[Source extract]
◆ ◆ ◆ ◆
Identification of lactoferrin-derived peptides as potential inhibitors against the main protease of SARS-CoV-2

COVID-19 is a global health emergency that causes serious concerns. A global effort is underway to identify drugs for the treatment of COVID-19. One possible solution to the present problem is to develop drugs that can inhibit SARS-CoV-2 main protease (M(pro)), a coronavirus protein that been considered as one among many drug targets. In this work, lactoferrin from Bos taurus L. was in silico hydrolyzed. The bioactivity, water solubility, and ADMET properties of the generated peptides were predicted using various online tools. The molecular interactions between M(pro) and the peptides were studied using molecular docking and molecular dynamic simulation. The results demonstrated that peptide GSRY was predicted to have better physicochemical properties, and the value of ‘-C DOCKER interaction energy’ between peptide GSRY and M(pro) was 80.8505 kcal/mol. The interaction between the peptide GSRY and the native ligand N3 co-crystallized with M(pro) had overlapped amino acids, i.e., HIS163, GlY143, GLU166, GLN189 and MET165. Molecular dynamic simulation revealed that M(pro)/GSRY complexes were stable. Collectively, the peptide GSRY may be a potential candidate drug against M(pro) of SARS-CoV-2.
◆ ◆ ◆ ◆
[Source material]
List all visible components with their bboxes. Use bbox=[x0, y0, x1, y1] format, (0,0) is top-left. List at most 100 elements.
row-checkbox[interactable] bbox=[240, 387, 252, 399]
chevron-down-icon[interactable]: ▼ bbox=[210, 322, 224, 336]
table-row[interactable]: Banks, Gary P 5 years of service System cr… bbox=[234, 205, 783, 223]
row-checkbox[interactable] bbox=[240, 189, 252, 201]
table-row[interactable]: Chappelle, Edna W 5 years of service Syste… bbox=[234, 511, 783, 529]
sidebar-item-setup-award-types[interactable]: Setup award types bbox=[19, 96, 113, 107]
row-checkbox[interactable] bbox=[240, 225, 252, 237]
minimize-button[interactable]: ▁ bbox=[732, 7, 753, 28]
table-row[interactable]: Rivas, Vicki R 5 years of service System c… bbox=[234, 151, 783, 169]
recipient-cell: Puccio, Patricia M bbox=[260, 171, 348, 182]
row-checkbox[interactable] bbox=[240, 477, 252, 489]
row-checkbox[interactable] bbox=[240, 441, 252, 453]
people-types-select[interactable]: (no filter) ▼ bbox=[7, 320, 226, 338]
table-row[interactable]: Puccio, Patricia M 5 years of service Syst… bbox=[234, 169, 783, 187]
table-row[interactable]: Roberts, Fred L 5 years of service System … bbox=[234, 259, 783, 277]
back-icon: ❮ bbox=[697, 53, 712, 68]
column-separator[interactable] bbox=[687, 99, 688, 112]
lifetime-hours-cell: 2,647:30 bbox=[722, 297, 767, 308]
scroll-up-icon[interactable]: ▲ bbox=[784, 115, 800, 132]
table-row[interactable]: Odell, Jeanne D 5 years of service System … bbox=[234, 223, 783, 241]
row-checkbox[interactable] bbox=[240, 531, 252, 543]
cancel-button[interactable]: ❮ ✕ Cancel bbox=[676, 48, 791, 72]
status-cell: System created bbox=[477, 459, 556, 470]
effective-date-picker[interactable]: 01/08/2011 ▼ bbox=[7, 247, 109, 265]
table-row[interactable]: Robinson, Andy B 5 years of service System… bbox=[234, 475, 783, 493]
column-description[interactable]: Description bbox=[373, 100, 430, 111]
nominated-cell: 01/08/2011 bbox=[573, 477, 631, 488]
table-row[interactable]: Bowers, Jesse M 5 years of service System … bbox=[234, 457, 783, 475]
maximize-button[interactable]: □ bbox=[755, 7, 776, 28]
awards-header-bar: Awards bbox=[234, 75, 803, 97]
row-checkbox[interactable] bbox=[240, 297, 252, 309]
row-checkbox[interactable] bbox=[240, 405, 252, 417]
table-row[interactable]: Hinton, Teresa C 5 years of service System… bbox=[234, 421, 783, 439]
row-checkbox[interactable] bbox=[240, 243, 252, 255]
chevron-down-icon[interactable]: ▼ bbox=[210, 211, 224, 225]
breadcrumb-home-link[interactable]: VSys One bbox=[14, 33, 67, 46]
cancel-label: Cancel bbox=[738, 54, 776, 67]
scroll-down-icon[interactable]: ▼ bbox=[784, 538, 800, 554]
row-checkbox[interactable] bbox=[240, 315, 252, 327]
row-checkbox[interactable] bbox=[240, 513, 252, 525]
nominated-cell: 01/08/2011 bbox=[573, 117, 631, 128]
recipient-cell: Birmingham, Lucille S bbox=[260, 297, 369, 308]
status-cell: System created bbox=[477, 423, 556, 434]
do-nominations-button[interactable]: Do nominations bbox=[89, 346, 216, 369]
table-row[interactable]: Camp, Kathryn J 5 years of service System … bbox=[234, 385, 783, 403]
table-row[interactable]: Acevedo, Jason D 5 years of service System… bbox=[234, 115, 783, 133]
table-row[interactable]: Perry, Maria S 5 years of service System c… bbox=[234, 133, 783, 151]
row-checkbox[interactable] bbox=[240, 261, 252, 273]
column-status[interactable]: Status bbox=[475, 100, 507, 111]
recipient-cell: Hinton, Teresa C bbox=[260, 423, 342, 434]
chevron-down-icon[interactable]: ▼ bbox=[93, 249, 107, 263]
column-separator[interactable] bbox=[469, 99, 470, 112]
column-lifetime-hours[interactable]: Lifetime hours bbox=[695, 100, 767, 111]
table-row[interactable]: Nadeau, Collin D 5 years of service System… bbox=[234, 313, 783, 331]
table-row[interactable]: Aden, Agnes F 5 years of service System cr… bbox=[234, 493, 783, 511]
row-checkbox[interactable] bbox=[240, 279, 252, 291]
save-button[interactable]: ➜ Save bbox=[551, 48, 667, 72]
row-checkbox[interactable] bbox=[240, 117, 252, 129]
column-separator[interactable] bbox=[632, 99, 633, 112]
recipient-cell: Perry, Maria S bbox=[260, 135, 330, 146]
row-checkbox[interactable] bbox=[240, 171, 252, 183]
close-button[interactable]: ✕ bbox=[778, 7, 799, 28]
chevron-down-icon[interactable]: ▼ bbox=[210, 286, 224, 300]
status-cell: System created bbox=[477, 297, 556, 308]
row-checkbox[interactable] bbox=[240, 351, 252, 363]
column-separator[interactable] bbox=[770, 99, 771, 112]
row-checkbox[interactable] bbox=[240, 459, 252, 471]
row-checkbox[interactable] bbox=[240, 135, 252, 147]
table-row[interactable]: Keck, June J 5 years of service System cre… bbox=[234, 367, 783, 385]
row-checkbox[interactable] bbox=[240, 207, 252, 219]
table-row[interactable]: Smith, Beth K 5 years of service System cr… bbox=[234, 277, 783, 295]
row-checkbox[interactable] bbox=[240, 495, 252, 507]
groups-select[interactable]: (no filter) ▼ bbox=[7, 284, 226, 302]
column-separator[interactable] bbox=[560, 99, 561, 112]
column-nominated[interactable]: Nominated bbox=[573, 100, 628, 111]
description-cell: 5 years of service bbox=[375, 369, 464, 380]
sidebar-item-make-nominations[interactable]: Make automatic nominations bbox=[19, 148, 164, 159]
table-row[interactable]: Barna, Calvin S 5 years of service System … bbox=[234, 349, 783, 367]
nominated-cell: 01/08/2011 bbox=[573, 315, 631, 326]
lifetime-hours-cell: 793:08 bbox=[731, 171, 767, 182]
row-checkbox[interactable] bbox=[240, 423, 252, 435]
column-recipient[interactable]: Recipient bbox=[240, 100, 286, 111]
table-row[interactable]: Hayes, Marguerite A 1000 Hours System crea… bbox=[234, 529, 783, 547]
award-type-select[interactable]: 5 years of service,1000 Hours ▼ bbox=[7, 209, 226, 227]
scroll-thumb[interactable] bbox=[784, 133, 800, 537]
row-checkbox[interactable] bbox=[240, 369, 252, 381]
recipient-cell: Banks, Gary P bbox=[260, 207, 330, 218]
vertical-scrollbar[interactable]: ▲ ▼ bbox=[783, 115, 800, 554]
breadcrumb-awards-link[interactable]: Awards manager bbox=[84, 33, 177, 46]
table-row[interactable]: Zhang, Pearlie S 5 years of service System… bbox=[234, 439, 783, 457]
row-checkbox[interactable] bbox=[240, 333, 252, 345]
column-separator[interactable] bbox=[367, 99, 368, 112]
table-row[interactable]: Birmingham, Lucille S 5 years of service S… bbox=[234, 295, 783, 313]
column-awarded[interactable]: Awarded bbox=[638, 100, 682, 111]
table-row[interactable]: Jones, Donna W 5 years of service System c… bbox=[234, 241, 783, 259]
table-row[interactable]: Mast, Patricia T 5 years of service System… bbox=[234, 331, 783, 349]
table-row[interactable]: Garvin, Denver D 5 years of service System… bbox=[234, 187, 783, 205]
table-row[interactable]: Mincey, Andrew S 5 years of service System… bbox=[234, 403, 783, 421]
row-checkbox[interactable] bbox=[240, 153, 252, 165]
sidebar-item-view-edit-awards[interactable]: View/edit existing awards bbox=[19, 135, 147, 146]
◆ ◆ ◆ ◆
[Required actions]
• 1. Decide whether each statement agrees with the text on lactoferrin-derived peptides, answering yes or no and quoting the words that decide it. (a) The lactoferrin was taken from Bos taurus L. (b) Molecular dynamic simulation found the M(pro)/GSRY complexes to be unstable. (c) The ‘-C DOCKER interaction energy’ between peptide GSRY and M(pro) was 80.8505 kcal/mol.
• 2. List each amino acid that the text on lactoferrin-derived peptides gives as overlapping between the peptide GSRY interaction and the native ligand N3 interaction.

[Written responses]
• 1.
(a) Yes: "lactoferrin from Bos taurus L. was in silico hydrolyzed"
(b) No: "Molecular dynamic simulation revealed that M(pro)/GSRY complexes were stable"
(c) Yes: "the value of ‘-C DOCKER interaction energy’ between peptide GSRY and M(pro) was 80.8505 kcal/mol"

• 2.
HIS163
GlY143
GLU166
GLN189
MET165